* **Stated exercise**
Count the lines in the records below that contain the word "Springs", and give only that number.

* **Provided entries**
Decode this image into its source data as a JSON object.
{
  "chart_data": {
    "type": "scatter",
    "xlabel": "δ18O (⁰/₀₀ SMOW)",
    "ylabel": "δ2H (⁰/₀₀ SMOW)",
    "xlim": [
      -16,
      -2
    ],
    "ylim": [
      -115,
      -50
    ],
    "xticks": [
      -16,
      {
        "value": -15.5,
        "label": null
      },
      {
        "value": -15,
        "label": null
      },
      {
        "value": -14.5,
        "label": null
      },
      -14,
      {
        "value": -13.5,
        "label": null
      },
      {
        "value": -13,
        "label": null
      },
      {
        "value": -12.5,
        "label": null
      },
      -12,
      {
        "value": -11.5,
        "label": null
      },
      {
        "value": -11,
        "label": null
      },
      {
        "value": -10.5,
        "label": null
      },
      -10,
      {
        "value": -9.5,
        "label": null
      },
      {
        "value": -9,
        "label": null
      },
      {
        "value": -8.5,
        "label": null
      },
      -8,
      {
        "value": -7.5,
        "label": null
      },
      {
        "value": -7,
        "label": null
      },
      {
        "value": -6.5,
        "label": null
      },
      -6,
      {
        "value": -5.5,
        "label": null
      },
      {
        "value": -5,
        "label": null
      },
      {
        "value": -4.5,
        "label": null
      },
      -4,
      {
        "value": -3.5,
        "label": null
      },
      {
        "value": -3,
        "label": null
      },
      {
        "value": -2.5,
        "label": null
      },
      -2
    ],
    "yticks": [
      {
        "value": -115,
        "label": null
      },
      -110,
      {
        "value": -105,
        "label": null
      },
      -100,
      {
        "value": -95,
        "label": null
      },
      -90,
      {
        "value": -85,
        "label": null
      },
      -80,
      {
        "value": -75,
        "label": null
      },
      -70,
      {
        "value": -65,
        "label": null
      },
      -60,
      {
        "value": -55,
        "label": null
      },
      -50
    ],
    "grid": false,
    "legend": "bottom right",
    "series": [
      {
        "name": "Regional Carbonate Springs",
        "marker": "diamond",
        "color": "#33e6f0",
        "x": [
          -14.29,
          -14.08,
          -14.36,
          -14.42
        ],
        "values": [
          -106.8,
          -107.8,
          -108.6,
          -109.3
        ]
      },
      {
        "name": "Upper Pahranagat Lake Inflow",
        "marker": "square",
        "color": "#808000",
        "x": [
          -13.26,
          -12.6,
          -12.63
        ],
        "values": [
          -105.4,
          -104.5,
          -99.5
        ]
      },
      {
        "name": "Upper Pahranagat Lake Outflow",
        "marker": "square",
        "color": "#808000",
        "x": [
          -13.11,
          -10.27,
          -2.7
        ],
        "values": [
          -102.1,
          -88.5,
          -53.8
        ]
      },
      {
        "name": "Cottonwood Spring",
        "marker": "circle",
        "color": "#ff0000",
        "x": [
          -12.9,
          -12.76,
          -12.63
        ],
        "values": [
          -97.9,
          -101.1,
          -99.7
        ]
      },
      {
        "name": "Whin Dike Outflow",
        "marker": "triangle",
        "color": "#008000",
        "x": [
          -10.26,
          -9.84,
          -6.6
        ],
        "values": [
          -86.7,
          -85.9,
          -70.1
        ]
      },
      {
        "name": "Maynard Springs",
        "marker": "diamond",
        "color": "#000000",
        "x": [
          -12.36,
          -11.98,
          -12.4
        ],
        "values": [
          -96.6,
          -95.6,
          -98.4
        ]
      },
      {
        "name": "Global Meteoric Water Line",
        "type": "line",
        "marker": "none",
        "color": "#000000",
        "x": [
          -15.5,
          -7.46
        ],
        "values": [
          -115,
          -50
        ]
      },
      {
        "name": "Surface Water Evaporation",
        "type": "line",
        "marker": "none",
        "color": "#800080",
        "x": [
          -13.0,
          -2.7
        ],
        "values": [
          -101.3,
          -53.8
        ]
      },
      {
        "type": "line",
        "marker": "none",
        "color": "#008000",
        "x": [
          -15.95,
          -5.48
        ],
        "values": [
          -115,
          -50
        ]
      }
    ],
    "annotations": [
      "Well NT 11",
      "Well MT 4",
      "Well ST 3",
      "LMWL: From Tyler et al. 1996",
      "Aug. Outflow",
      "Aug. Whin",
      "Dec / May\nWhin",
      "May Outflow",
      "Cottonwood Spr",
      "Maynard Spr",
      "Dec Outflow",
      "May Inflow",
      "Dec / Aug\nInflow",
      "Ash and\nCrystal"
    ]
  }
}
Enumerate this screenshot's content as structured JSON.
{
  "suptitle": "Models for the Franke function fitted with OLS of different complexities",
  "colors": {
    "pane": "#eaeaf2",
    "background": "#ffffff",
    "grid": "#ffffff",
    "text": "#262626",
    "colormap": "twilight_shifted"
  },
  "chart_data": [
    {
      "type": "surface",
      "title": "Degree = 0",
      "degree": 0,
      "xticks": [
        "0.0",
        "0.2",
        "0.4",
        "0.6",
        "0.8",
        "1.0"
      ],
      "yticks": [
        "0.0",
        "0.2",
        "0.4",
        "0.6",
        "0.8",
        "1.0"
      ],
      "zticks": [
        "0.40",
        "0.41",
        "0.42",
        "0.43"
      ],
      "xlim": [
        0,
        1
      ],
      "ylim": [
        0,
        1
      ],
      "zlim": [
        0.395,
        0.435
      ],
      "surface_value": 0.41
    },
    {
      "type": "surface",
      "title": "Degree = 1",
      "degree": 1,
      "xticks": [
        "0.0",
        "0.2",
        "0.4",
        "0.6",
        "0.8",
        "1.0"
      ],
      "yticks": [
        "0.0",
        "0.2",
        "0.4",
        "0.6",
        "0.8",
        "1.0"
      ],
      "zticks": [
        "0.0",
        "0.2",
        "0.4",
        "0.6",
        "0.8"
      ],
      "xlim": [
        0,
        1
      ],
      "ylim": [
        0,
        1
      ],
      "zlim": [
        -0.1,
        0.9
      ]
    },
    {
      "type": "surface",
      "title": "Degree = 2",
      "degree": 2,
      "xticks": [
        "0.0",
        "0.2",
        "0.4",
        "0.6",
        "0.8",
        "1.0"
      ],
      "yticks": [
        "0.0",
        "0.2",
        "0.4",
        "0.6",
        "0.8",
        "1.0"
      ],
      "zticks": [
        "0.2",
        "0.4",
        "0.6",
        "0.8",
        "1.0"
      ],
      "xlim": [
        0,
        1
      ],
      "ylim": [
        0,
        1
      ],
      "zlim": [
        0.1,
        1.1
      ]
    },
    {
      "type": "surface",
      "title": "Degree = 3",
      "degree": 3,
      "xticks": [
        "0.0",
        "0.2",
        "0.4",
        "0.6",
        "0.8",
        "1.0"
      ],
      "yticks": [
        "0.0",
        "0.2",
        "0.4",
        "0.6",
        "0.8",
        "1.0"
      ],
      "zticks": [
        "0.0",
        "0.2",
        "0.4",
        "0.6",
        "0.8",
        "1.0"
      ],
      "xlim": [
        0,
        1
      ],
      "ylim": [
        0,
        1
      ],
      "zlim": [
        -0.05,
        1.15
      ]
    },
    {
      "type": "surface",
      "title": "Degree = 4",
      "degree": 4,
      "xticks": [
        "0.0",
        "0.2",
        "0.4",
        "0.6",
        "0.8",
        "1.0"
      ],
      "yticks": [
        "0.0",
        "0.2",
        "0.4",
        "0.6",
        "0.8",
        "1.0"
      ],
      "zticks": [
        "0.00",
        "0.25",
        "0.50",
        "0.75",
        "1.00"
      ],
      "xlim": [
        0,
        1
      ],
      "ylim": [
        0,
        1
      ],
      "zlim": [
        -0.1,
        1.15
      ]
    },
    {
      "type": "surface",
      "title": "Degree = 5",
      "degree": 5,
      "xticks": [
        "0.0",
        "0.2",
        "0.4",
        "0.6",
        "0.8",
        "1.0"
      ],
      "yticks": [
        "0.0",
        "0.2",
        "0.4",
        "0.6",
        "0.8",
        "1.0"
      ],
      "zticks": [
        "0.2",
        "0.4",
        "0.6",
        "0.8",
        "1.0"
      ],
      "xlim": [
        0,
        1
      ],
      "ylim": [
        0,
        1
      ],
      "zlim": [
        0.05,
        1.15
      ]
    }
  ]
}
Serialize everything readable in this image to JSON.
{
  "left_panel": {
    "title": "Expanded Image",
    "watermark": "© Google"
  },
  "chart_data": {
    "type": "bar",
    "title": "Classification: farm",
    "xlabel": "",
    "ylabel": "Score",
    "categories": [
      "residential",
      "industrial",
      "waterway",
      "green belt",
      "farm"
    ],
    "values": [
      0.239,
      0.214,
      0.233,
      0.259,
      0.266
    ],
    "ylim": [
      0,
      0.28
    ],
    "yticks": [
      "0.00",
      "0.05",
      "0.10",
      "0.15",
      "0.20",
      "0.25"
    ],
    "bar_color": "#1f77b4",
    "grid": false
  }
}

* **Correct output**
2